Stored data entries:

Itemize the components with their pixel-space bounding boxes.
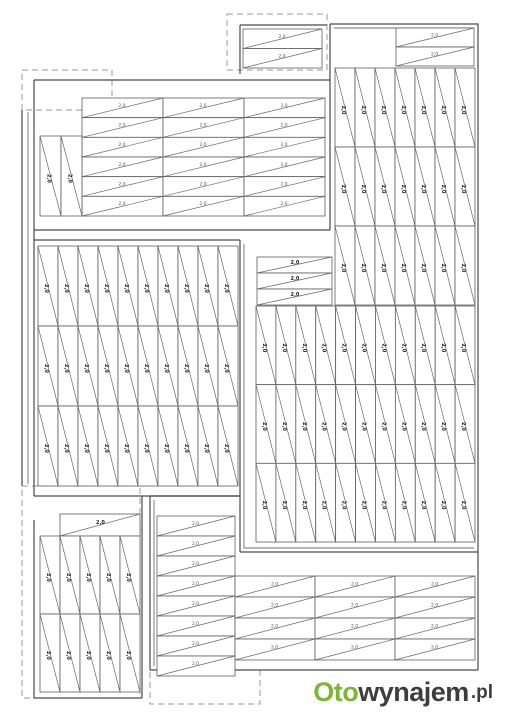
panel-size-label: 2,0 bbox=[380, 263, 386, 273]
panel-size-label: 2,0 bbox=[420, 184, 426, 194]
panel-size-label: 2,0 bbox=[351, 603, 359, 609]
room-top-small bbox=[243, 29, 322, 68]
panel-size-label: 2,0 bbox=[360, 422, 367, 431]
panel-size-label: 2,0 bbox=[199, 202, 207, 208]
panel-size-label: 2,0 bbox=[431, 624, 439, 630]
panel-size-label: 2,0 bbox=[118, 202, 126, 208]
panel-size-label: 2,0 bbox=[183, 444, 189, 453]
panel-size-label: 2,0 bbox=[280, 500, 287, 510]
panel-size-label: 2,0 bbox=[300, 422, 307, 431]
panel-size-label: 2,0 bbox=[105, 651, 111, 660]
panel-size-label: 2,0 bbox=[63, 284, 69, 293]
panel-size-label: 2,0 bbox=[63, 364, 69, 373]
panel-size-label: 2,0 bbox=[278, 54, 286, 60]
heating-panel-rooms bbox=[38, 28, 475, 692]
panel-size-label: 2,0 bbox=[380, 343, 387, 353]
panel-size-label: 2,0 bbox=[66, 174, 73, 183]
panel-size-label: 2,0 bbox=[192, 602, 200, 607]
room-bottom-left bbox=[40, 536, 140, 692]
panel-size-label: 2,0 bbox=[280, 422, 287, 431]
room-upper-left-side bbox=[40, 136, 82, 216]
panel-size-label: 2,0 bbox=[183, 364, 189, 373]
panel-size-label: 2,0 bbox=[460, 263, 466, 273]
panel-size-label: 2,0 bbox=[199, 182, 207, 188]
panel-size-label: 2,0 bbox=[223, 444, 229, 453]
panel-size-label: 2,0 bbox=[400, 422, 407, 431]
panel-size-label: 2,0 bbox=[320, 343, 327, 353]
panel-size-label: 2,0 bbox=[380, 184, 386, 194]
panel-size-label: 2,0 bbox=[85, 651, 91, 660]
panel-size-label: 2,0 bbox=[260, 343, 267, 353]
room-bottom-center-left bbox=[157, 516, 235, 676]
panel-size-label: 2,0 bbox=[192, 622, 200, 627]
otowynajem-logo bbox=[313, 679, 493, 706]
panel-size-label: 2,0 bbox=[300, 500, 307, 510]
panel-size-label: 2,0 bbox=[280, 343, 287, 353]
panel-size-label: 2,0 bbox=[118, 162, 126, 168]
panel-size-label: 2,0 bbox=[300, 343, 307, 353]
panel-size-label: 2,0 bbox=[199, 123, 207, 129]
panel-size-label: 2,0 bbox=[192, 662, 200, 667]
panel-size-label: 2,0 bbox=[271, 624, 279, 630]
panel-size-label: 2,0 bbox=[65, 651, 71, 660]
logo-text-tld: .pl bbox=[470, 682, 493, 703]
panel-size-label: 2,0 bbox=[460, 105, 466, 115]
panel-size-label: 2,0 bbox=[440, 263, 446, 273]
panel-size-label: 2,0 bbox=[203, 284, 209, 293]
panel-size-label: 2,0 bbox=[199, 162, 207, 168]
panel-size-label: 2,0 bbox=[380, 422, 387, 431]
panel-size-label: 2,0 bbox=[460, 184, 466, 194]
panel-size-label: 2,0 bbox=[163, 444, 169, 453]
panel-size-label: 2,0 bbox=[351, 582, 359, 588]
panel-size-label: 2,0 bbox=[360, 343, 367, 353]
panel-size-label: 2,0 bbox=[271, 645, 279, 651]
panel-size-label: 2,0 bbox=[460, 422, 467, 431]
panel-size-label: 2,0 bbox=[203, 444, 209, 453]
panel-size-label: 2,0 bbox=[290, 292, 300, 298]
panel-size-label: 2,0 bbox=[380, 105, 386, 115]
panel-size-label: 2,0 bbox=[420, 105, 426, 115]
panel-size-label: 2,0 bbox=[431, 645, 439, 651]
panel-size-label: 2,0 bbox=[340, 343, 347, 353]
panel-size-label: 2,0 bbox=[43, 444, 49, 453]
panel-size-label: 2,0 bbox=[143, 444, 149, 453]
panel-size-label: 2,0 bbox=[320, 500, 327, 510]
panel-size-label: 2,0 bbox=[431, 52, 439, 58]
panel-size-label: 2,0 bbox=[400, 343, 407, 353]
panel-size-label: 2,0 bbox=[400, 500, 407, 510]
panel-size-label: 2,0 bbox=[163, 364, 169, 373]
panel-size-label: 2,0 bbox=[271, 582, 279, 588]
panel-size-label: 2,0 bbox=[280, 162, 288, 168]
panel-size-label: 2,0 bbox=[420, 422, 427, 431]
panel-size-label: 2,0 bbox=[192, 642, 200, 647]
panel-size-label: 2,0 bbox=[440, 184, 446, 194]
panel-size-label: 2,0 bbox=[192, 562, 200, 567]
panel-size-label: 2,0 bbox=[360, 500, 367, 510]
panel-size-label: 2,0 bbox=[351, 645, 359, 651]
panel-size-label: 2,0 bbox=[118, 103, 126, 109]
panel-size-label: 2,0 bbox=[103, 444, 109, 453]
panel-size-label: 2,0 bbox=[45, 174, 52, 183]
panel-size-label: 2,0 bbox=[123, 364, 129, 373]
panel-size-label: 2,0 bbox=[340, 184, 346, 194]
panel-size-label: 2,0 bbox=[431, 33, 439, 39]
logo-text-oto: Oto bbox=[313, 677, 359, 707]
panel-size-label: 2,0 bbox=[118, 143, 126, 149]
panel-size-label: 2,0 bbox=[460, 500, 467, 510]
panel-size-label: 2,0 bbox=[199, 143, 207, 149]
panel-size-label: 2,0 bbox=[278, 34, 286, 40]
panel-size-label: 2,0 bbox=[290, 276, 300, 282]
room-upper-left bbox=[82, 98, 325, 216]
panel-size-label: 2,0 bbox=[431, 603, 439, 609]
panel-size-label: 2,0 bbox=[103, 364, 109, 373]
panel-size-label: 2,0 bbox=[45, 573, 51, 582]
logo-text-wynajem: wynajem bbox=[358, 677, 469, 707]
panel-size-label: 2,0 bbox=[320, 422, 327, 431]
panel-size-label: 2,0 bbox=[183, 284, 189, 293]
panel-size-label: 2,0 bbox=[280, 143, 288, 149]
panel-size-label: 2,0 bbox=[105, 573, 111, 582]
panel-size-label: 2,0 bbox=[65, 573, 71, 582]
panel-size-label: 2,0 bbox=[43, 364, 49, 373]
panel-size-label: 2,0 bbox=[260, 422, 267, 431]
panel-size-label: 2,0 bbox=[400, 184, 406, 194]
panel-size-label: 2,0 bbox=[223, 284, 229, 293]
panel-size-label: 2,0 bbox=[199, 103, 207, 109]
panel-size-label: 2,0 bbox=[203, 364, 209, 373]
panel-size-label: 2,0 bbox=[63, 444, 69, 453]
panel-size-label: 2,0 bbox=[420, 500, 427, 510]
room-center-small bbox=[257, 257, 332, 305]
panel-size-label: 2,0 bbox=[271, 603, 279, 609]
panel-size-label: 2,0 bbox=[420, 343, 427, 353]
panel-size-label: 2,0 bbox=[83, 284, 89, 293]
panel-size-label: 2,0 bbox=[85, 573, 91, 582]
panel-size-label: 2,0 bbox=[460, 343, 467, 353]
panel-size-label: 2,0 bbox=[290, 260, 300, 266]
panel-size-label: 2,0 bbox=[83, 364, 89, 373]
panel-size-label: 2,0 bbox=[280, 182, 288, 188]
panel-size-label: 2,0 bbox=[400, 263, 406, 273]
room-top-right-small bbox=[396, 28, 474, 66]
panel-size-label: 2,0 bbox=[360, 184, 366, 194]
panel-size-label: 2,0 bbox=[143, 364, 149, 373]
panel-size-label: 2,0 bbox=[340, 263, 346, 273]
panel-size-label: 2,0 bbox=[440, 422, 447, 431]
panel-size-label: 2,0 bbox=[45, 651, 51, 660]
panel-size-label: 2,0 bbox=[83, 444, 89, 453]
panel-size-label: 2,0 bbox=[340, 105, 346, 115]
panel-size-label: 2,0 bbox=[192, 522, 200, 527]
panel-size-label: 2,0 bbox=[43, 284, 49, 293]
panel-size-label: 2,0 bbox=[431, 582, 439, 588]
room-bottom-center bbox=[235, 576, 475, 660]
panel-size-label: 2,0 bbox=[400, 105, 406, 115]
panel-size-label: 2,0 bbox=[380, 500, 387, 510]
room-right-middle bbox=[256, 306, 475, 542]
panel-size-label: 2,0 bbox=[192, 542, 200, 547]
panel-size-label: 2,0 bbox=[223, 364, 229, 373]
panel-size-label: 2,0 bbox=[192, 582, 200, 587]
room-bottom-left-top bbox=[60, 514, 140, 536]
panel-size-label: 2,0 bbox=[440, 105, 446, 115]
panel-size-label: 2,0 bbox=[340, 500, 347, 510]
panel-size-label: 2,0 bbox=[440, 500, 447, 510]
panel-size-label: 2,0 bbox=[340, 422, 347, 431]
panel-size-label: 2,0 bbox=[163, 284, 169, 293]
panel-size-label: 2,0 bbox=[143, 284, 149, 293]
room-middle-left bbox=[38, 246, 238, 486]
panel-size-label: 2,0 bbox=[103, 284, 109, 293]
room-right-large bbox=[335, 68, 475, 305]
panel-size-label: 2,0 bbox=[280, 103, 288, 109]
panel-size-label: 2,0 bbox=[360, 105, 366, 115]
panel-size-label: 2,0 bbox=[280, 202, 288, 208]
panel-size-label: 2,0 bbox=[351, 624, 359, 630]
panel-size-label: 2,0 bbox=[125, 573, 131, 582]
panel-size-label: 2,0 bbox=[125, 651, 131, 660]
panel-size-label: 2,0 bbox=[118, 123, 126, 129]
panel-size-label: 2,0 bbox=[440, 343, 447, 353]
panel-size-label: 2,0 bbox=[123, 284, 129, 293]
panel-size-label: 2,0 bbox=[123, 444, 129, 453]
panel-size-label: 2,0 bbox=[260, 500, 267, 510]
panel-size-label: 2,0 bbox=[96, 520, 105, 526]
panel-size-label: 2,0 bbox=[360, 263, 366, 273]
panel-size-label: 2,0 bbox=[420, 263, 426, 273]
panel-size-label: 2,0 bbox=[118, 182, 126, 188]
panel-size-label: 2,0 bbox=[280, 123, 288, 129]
==
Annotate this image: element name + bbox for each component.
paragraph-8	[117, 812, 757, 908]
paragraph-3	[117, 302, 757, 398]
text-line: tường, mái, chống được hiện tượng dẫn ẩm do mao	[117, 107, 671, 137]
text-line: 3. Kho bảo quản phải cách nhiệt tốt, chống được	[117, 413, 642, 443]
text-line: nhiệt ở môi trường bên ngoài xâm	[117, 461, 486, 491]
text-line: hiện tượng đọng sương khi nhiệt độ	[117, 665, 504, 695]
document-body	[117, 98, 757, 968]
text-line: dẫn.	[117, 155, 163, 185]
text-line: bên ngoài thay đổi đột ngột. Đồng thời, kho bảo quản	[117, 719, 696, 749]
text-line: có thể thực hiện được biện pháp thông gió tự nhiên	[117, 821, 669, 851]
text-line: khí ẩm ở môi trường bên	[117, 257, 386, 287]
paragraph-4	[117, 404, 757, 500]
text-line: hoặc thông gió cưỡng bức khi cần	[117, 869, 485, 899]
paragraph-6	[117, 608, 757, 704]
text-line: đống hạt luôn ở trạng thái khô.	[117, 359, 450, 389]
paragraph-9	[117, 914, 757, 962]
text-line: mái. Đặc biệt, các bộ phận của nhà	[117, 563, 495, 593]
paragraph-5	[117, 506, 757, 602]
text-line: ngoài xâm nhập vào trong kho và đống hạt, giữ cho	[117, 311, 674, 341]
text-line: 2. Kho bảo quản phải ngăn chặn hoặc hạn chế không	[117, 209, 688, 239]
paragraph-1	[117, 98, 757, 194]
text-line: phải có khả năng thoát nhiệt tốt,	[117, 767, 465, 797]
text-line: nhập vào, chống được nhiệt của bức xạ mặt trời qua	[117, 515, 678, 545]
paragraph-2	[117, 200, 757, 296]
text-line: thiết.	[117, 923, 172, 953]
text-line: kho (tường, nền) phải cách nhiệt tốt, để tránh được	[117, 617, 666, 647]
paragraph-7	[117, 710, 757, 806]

__Task brief__. Reproduce the items starting with the line that contains "Annotate this image: element" and going on through the line that contains "506, 757, 602]", replacing every "text-line" with "text-row" and leaving everything else unchanged.

__Output for this task__.
Annotate this image: element name + bbox for each component.
paragraph-8	[117, 812, 757, 908]
paragraph-3	[117, 302, 757, 398]
text-row: tường, mái, chống được hiện tượng dẫn ẩm do mao	[117, 107, 671, 137]
text-row: 3. Kho bảo quản phải cách nhiệt tốt, chống được	[117, 413, 642, 443]
text-row: nhiệt ở môi trường bên ngoài xâm	[117, 461, 486, 491]
text-row: hiện tượng đọng sương khi nhiệt độ	[117, 665, 504, 695]
document-body	[117, 98, 757, 968]
text-row: dẫn.	[117, 155, 163, 185]
text-row: bên ngoài thay đổi đột ngột. Đồng thời, kho bảo quản	[117, 719, 696, 749]
text-row: có thể thực hiện được biện pháp thông gió tự nhiên	[117, 821, 669, 851]
text-row: khí ẩm ở môi trường bên	[117, 257, 386, 287]
paragraph-4	[117, 404, 757, 500]
text-row: hoặc thông gió cưỡng bức khi cần	[117, 869, 485, 899]
paragraph-6	[117, 608, 757, 704]
text-row: đống hạt luôn ở trạng thái khô.	[117, 359, 450, 389]
paragraph-9	[117, 914, 757, 962]
text-row: mái. Đặc biệt, các bộ phận của nhà	[117, 563, 495, 593]
paragraph-5	[117, 506, 757, 602]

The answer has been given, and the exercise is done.